▶ _TASK REQUIREMENTS_
Quote the listing below word for word, line by line, and leave the pictures out of your answer.

▶ _GIVEN DATA_
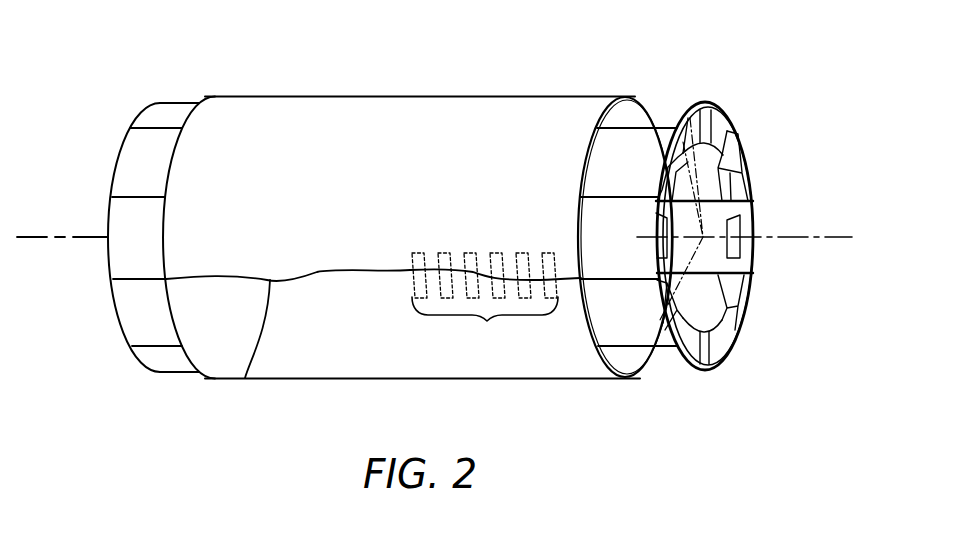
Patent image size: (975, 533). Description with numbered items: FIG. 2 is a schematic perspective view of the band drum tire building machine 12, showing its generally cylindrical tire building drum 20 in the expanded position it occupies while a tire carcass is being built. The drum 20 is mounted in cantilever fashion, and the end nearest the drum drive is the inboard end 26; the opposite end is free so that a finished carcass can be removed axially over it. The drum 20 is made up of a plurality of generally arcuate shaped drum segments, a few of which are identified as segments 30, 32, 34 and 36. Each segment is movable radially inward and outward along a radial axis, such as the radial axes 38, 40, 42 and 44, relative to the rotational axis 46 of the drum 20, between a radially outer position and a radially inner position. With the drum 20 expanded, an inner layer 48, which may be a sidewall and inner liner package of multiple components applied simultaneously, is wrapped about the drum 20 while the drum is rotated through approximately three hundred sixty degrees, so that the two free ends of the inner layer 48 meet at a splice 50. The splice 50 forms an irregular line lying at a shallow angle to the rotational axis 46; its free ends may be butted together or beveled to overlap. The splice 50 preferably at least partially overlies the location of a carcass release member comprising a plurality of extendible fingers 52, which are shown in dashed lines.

The band drum tire building machine 12 is at (189, 53).
The tire building drum 20 is at (168, 360).
The inboard end 26 is at (118, 330).
The drum segment 30 is at (682, 118).
The drum segment 32 is at (683, 140).
The drum segment 34 is at (650, 230).
The drum segment 36 is at (667, 327).
The radial axis 38 is at (700, 183).
The radial axis 40 is at (745, 206).
The radial axis 42 is at (752, 273).
The radial axis 44 is at (680, 285).
The rotational axis 46 is at (836, 236).
The inner layer 48 is at (287, 363).
The splice 50 is at (245, 378).
The extendible fingers 52 is at (487, 321).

▶ _WRITTEN RESPONSE_
Patent image size: (975, 533). Description with numbered items: FIG. 2 is a schematic perspective view of the band drum tire building machine 12, showing its generally cylindrical tire building drum 20 in the expanded position it occupies while a tire carcass is being built. The drum 20 is mounted in cantilever fashion, and the end nearest the drum drive is the inboard end 26; the opposite end is free so that a finished carcass can be removed axially over it. The drum 20 is made up of a plurality of generally arcuate shaped drum segments, a few of which are identified as segments 30, 32, 34 and 36. Each segment is movable radially inward and outward along a radial axis, such as the radial axes 38, 40, 42 and 44, relative to the rotational axis 46 of the drum 20, between a radially outer position and a radially inner position. With the drum 20 expanded, an inner layer 48, which may be a sidewall and inner liner package of multiple components applied simultaneously, is wrapped about the drum 20 while the drum is rotated through approximately three hundred sixty degrees, so that the two free ends of the inner layer 48 meet at a splice 50. The splice 50 forms an irregular line lying at a shallow angle to the rotational axis 46; its free ends may be butted together or beveled to overlap. The splice 50 preferably at least partially overlies the location of a carcass release member comprising a plurality of extendible fingers 52, which are shown in dashed lines.

The band drum tire building machine 12 is at (189, 53).
The tire building drum 20 is at (168, 360).
The inboard end 26 is at (118, 330).
The drum segment 30 is at (682, 118).
The drum segment 32 is at (683, 140).
The drum segment 34 is at (650, 230).
The drum segment 36 is at (667, 327).
The radial axis 38 is at (700, 183).
The radial axis 40 is at (745, 206).
The radial axis 42 is at (752, 273).
The radial axis 44 is at (680, 285).
The rotational axis 46 is at (836, 236).
The inner layer 48 is at (287, 363).
The splice 50 is at (245, 378).
The extendible fingers 52 is at (487, 321).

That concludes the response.